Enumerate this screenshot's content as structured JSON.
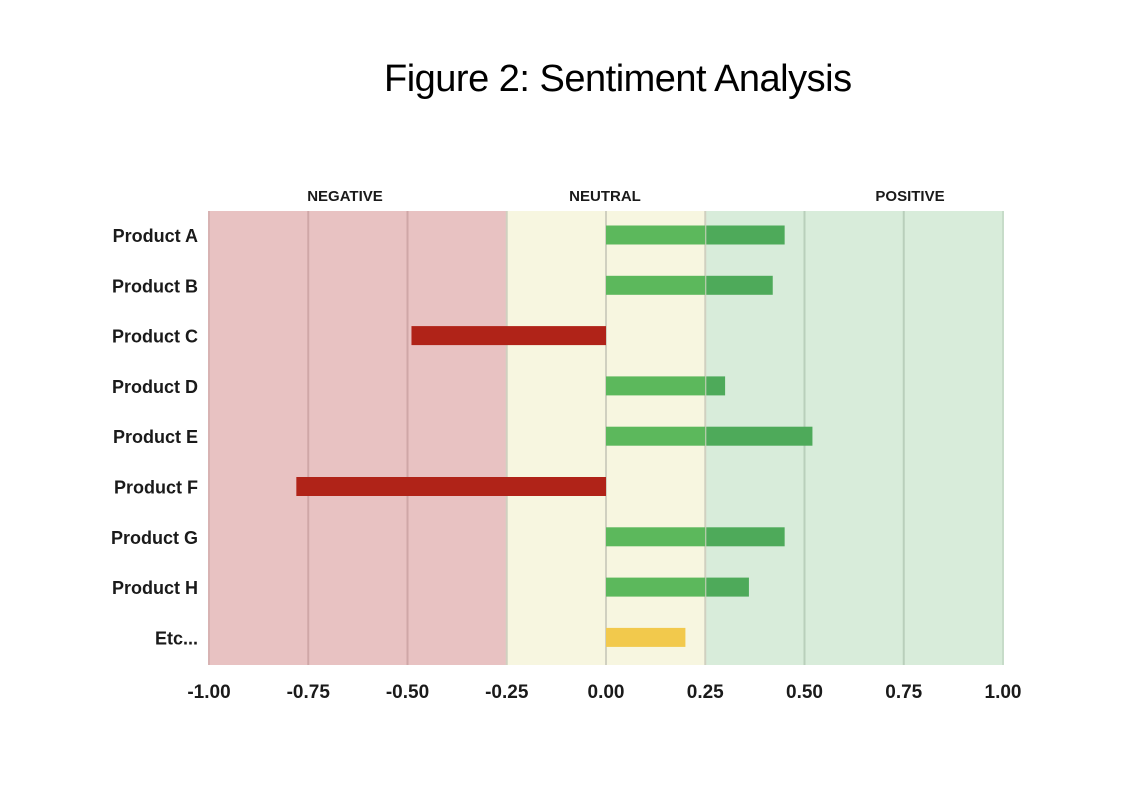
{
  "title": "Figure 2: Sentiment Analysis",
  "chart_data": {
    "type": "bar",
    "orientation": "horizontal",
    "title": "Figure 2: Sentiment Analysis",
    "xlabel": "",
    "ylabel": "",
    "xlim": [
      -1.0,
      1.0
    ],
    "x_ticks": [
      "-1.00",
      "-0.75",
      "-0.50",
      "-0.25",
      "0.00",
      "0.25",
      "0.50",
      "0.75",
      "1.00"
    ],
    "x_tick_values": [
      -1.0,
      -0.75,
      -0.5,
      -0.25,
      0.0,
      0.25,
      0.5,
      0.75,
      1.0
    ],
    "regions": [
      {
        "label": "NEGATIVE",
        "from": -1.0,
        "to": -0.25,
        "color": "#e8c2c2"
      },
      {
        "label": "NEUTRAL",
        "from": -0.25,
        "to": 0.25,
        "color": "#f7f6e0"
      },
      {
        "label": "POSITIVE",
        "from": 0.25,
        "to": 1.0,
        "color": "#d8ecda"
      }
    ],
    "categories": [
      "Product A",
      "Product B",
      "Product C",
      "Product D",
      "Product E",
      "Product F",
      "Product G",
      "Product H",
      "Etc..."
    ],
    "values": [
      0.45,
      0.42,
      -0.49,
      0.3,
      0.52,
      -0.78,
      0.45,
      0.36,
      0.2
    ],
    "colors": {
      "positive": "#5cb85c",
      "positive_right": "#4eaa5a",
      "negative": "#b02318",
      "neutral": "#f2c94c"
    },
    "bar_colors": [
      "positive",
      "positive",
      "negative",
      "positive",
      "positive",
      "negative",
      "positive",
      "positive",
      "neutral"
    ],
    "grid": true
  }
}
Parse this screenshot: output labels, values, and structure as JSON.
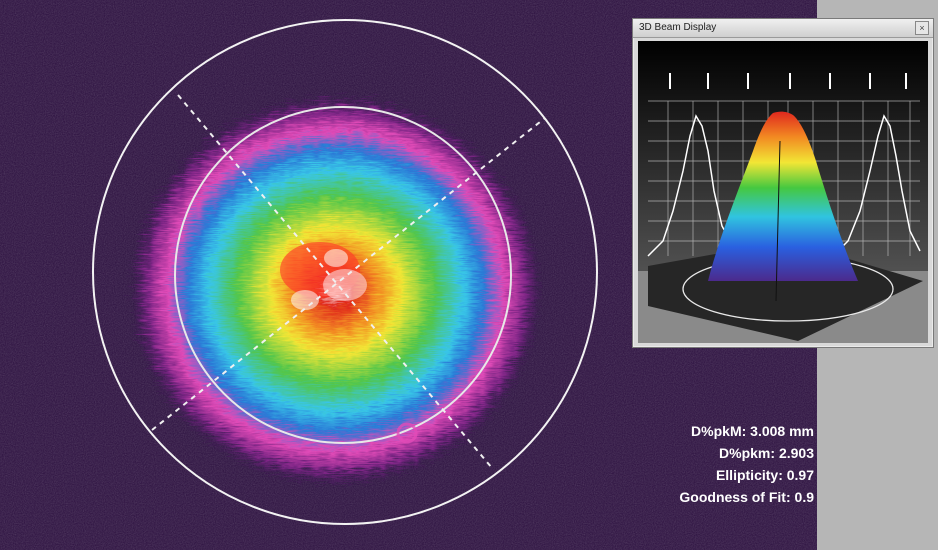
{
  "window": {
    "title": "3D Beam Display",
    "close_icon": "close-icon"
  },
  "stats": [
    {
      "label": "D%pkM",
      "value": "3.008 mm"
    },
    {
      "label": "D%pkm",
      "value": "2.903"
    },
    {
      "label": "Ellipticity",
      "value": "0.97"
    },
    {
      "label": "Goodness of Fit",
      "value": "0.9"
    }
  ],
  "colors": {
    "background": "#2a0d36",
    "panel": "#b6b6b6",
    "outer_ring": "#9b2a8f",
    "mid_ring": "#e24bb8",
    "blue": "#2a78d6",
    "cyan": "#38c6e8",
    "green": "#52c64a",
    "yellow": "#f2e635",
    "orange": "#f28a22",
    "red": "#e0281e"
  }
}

WRITTEN INSTRUCTION
Images in the records should not be copied. Repeat all the rest exactly.

OUTPUT OF THE TASK
Enumerate this screenshot's content as structured JSON.
{
  "title": "Figure 2: Sentiment Analysis",
  "chart_data": {
    "type": "bar",
    "orientation": "horizontal",
    "title": "Figure 2: Sentiment Analysis",
    "xlabel": "",
    "ylabel": "",
    "xlim": [
      -1.0,
      1.0
    ],
    "x_ticks": [
      "-1.00",
      "-0.75",
      "-0.50",
      "-0.25",
      "0.00",
      "0.25",
      "0.50",
      "0.75",
      "1.00"
    ],
    "x_tick_values": [
      -1.0,
      -0.75,
      -0.5,
      -0.25,
      0.0,
      0.25,
      0.5,
      0.75,
      1.0
    ],
    "regions": [
      {
        "label": "NEGATIVE",
        "from": -1.0,
        "to": -0.25,
        "color": "#e8c2c2"
      },
      {
        "label": "NEUTRAL",
        "from": -0.25,
        "to": 0.25,
        "color": "#f7f6e0"
      },
      {
        "label": "POSITIVE",
        "from": 0.25,
        "to": 1.0,
        "color": "#d8ecda"
      }
    ],
    "categories": [
      "Product A",
      "Product B",
      "Product C",
      "Product D",
      "Product E",
      "Product F",
      "Product G",
      "Product H",
      "Etc..."
    ],
    "values": [
      0.45,
      0.42,
      -0.49,
      0.3,
      0.52,
      -0.78,
      0.45,
      0.36,
      0.2
    ],
    "colors": {
      "positive": "#5cb85c",
      "positive_right": "#4eaa5a",
      "negative": "#b02318",
      "neutral": "#f2c94c"
    },
    "bar_colors": [
      "positive",
      "positive",
      "negative",
      "positive",
      "positive",
      "negative",
      "positive",
      "positive",
      "neutral"
    ],
    "grid": true
  }
}
Parse this screenshot: output labels, values, and structure as JSON.
{
  "window": {
    "title": "3D Beam Display",
    "close_icon": "close-icon"
  },
  "stats": [
    {
      "label": "D%pkM",
      "value": "3.008 mm"
    },
    {
      "label": "D%pkm",
      "value": "2.903"
    },
    {
      "label": "Ellipticity",
      "value": "0.97"
    },
    {
      "label": "Goodness of Fit",
      "value": "0.9"
    }
  ],
  "colors": {
    "background": "#2a0d36",
    "panel": "#b6b6b6",
    "outer_ring": "#9b2a8f",
    "mid_ring": "#e24bb8",
    "blue": "#2a78d6",
    "cyan": "#38c6e8",
    "green": "#52c64a",
    "yellow": "#f2e635",
    "orange": "#f28a22",
    "red": "#e0281e"
  }
}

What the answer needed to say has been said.